*Texte à lire*.
——————

La corvée du linge devient aussi un moment de plaisir : au-delà de laver le linge dans le fleuve et de l’étendre sur i machjoni, les buissons, c’est l’occasion pour les femmes du village de se retrouver et de partager leur quotidien.
Charles est amoureux de cette femme courageuse et se donne les moyens de lui faire plaisir. Après avoir été meunier, vendeur de bois, de sable et même tailleur de pierres, il fonde, dans les années 1960, sa propre entreprise de travaux public, celle qui installera le tout-à-l’égout à Sotta, puis ouvrira l’hôtel Mondoloni aux débuts des années 1980. Il ne se prive pas de petites attentions : même s’il n’apprécie pas la ville, il emmène son épouse à Ajaccio pour deux ou trois jours, afin qu’elle retrouve sa famille, et s’arrêtent ensemble dans la boutique de vêtements préférée de Julie, où elle peut prendre tout ce qui lui fait plaisir…
Avec courage, Julie a su s’adapter, par amour, à une vie rude, portée par les valeurs de la terre, de la famille et du partage. Son histoire témoigne d’une transmission silencieuse mais essentielle, au cœur même de l’âme rurale de l’île.

——————

*Consignes de l'exercice*.
Recopiez à l'identique le passage du texte à lire ci-dessus qui commence aux mots « Charles est amoureux » et s'arrête après « rurale de l’île. ».

*Extrait source*.
——————

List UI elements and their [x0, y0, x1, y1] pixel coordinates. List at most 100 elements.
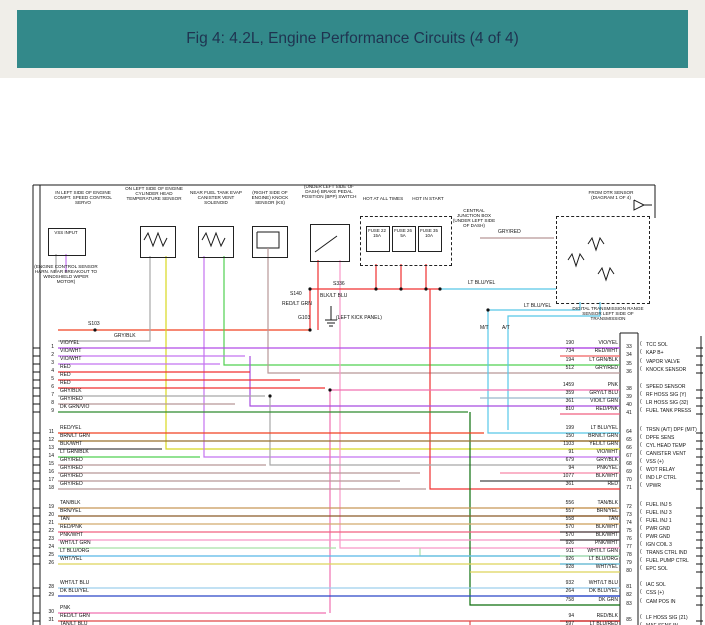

——————

*Résultat final*.
Charles est amoureux de cette femme courageuse et se donne les moyens de lui faire plaisir. Après avoir été meunier, vendeur de bois, de sable et même tailleur de pierres, il fonde, dans les années 1960, sa propre entreprise de travaux public, celle qui installera le tout-à-l’égout à Sotta, puis ouvrira l’hôtel Mondoloni aux débuts des années 1980. Il ne se prive pas de petites attentions : même s’il n’apprécie pas la ville, il emmène son épouse à Ajaccio pour deux ou trois jours, afin qu’elle retrouve sa famille, et s’arrêtent ensemble dans la boutique de vêtements préférée de Julie, où elle peut prendre tout ce qui lui fait plaisir…
Avec courage, Julie a su s’adapter, par amour, à une vie rude, portée par les valeurs de la terre, de la famille et du partage. Son histoire témoigne d’une transmission silencieuse mais essentielle, au cœur même de l’âme rurale de l’île.